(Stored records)
══════
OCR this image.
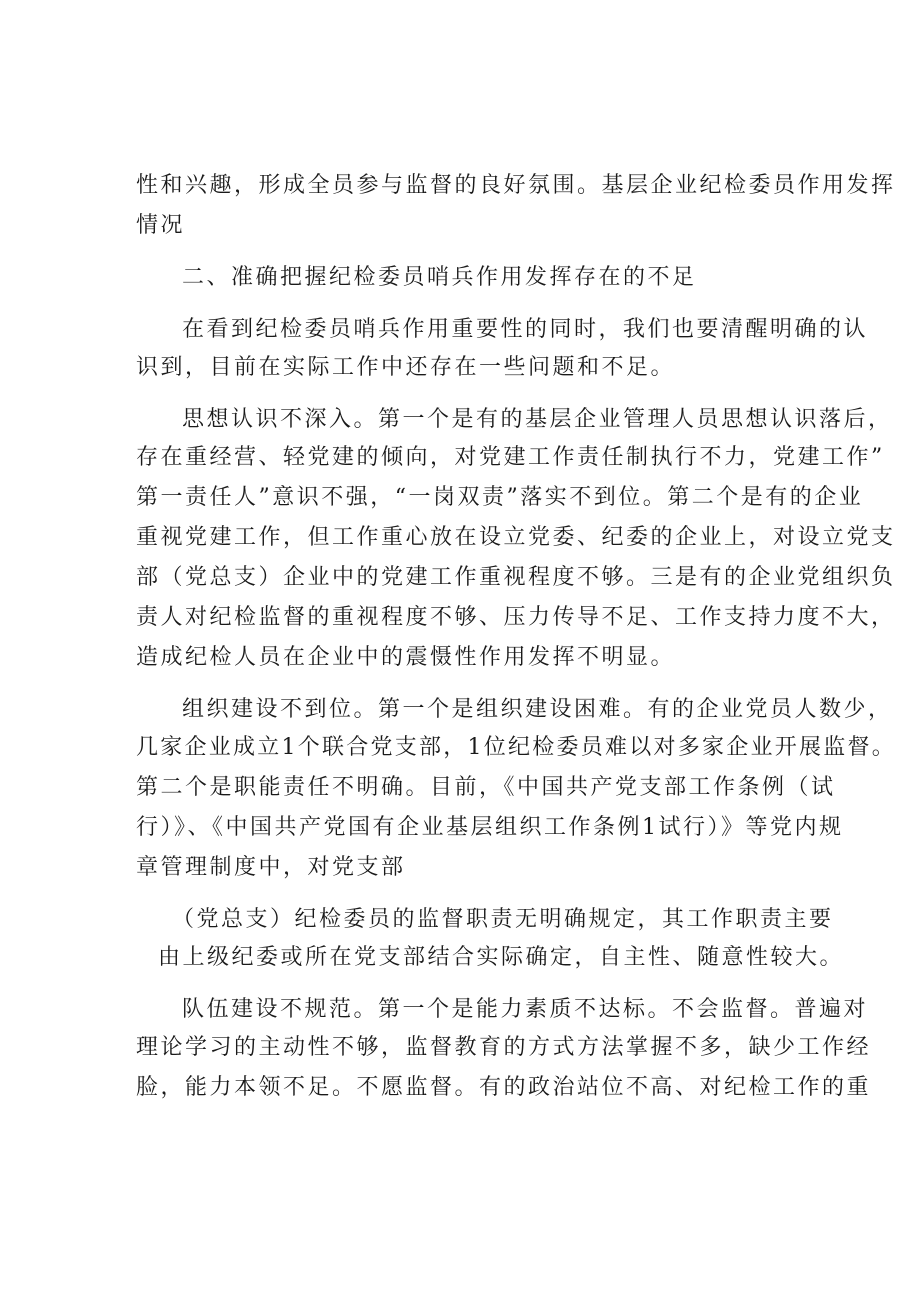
性和兴趣，形成全员参与监督的良好氛围。基层企业纪检委员作用发挥

情况

二、准确把握纪检委员哨兵作用发挥存在的不足

在看到纪检委员哨兵作用重要性的同时，我们也要清醒明确的认

识到，目前在实际工作中还存在一些问题和不足。

思想认识不深入。第一个是有的基层企业管理人员思想认识落后，

存在重经营、轻党建的倾向，对党建工作责任制执行不力，党建工作”

第一责任人”意识不强，“一岗双责”落实不到位。第二个是有的企业

重视党建工作，但工作重心放在设立党委、纪委的企业上，对设立党支

部（党总支）企业中的党建工作重视程度不够。三是有的企业党组织负

责人对纪检监督的重视程度不够、压力传导不足、工作支持力度不大，

造成纪检人员在企业中的震慑性作用发挥不明显。

组织建设不到位。第一个是组织建设困难。有的企业党员人数少，

几家企业成立1个联合党支部，1位纪检委员难以对多家企业开展监督。

第二个是职能责任不明确。目前，《中国共产党支部工作条例（试

行）》、《中国共产党国有企业基层组织工作条例1试行）》等党内规

章管理制度中，对党支部

（党总支）纪检委员的监督职责无明确规定，其工作职责主要

由上级纪委或所在党支部结合实际确定，自主性、随意性较大。

队伍建设不规范。第一个是能力素质不达标。不会监督。普遍对

理论学习的主动性不够，监督教育的方式方法掌握不多，缺少工作经

脸，能力本领不足。不愿监督。有的政治站位不高、对纪检工作的重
══════
Return the whole listing, word for word, and leave out every picture.

Written response:
OCR this image.
性和兴趣，形成全员参与监督的良好氛围。基层企业纪检委员作用发挥

情况

二、准确把握纪检委员哨兵作用发挥存在的不足

在看到纪检委员哨兵作用重要性的同时，我们也要清醒明确的认

识到，目前在实际工作中还存在一些问题和不足。

思想认识不深入。第一个是有的基层企业管理人员思想认识落后，

存在重经营、轻党建的倾向，对党建工作责任制执行不力，党建工作”

第一责任人”意识不强，“一岗双责”落实不到位。第二个是有的企业

重视党建工作，但工作重心放在设立党委、纪委的企业上，对设立党支

部（党总支）企业中的党建工作重视程度不够。三是有的企业党组织负

责人对纪检监督的重视程度不够、压力传导不足、工作支持力度不大，

造成纪检人员在企业中的震慑性作用发挥不明显。

组织建设不到位。第一个是组织建设困难。有的企业党员人数少，

几家企业成立1个联合党支部，1位纪检委员难以对多家企业开展监督。

第二个是职能责任不明确。目前，《中国共产党支部工作条例（试

行）》、《中国共产党国有企业基层组织工作条例1试行）》等党内规

章管理制度中，对党支部

（党总支）纪检委员的监督职责无明确规定，其工作职责主要

由上级纪委或所在党支部结合实际确定，自主性、随意性较大。

队伍建设不规范。第一个是能力素质不达标。不会监督。普遍对

理论学习的主动性不够，监督教育的方式方法掌握不多，缺少工作经

脸，能力本领不足。不愿监督。有的政治站位不高、对纪检工作的重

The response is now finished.